Extracted records:
============================================================
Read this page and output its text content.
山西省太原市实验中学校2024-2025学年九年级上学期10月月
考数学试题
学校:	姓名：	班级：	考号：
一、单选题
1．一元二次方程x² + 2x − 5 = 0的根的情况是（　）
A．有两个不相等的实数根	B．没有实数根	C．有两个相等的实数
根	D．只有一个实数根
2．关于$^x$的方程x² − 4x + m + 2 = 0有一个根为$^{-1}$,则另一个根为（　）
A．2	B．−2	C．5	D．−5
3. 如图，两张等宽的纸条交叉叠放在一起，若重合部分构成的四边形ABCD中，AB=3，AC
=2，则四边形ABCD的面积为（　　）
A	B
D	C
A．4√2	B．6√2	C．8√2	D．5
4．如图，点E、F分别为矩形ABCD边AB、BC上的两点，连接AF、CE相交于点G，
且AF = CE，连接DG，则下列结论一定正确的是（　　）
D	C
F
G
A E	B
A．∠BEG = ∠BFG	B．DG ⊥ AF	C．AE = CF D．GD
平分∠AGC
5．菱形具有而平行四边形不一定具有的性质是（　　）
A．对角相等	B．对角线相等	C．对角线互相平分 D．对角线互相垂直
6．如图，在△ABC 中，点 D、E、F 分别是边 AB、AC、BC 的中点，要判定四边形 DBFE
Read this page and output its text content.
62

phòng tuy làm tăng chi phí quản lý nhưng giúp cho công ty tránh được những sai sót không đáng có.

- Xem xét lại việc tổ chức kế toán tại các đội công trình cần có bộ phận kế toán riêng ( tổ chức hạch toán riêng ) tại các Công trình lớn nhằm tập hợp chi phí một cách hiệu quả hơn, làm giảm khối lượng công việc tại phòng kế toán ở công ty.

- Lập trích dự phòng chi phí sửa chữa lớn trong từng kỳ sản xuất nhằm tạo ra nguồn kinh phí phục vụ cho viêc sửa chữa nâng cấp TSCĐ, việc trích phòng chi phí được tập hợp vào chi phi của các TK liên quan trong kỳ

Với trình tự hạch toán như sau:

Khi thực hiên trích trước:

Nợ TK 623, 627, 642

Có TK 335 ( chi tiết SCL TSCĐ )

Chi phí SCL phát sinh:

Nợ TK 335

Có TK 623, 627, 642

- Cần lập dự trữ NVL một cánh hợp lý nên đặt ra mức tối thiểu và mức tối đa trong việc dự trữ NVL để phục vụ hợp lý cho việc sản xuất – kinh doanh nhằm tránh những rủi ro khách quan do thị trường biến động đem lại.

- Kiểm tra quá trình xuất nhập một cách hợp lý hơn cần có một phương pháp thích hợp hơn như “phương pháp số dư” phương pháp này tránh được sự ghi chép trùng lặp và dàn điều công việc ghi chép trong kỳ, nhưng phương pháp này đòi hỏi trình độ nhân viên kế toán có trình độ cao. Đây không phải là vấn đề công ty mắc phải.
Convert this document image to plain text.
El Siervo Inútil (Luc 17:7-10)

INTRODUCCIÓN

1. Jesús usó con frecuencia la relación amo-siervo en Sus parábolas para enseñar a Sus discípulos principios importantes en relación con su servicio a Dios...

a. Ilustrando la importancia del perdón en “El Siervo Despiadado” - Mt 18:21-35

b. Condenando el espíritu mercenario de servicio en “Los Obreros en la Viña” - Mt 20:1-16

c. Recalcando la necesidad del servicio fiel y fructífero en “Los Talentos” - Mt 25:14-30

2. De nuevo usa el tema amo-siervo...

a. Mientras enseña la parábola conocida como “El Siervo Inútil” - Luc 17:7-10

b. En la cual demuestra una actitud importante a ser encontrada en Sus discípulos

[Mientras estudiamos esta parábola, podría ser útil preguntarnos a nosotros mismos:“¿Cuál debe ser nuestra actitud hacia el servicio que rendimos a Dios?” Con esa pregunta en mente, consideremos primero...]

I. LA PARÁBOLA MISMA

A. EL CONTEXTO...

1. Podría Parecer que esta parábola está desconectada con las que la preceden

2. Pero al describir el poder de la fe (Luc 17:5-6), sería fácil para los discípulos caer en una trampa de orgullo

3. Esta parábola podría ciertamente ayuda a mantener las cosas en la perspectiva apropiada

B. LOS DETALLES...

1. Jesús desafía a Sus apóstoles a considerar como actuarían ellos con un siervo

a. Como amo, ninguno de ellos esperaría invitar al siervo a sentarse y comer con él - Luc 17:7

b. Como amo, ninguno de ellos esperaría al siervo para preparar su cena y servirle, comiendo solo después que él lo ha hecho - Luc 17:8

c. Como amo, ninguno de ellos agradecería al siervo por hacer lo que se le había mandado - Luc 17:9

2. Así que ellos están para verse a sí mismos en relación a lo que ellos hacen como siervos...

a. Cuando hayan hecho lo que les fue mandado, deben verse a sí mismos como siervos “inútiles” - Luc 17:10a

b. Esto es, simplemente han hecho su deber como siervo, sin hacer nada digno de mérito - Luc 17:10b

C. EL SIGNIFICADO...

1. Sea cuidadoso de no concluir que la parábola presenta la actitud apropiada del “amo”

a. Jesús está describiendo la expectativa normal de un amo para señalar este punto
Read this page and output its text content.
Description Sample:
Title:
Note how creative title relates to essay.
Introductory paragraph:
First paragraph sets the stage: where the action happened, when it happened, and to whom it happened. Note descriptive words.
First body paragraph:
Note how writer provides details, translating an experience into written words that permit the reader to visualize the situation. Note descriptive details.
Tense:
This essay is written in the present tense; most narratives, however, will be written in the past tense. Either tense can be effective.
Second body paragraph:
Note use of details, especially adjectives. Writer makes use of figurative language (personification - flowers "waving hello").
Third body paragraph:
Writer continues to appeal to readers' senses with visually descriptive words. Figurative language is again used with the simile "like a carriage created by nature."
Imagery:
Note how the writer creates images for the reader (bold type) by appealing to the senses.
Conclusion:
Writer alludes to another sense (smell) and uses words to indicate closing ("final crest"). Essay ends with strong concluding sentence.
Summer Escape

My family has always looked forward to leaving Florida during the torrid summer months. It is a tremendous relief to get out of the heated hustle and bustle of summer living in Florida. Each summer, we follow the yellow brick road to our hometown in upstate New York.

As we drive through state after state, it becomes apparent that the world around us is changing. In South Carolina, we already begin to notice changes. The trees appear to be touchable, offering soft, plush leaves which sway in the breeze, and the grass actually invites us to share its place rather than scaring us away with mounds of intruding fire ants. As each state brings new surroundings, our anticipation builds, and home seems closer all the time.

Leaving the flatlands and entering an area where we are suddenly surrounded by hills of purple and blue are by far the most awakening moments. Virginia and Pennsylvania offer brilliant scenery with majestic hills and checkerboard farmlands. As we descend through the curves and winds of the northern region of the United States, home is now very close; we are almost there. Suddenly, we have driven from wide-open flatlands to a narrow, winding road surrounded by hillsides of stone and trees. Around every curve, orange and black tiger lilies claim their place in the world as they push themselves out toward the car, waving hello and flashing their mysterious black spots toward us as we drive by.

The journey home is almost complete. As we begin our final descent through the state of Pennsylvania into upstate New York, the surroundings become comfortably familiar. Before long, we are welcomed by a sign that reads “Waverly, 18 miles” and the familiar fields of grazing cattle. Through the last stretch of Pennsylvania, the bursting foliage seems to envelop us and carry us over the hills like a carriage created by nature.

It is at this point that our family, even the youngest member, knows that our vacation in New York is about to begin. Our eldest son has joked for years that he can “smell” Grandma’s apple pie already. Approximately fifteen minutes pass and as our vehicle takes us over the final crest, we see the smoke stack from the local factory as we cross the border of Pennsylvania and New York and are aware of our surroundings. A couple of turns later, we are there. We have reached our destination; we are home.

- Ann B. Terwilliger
============================================================
Exercise | Within the material above, find the lines that contain the word "seems"; copy them.

Result of this task |
As we drive through state after state, it becomes apparent that the world around us is changing. In South Carolina, we already begin to notice changes. The trees appear to be touchable, offering soft, plush leaves which sway in the breeze, and the grass actually invites us to share its place rather than scaring us away with mounds of intruding fire ants. As each state brings new surroundings, our anticipation builds, and home seems closer all the time.
The journey home is almost complete. As we begin our final descent through the state of Pennsylvania into upstate New York, the surroundings become comfortably familiar. Before long, we are welcomed by a sign that reads “Waverly, 18 miles” and the familiar fields of grazing cattle. Through the last stretch of Pennsylvania, the bursting foliage seems to envelop us and carry us over the hills like a carriage created by nature.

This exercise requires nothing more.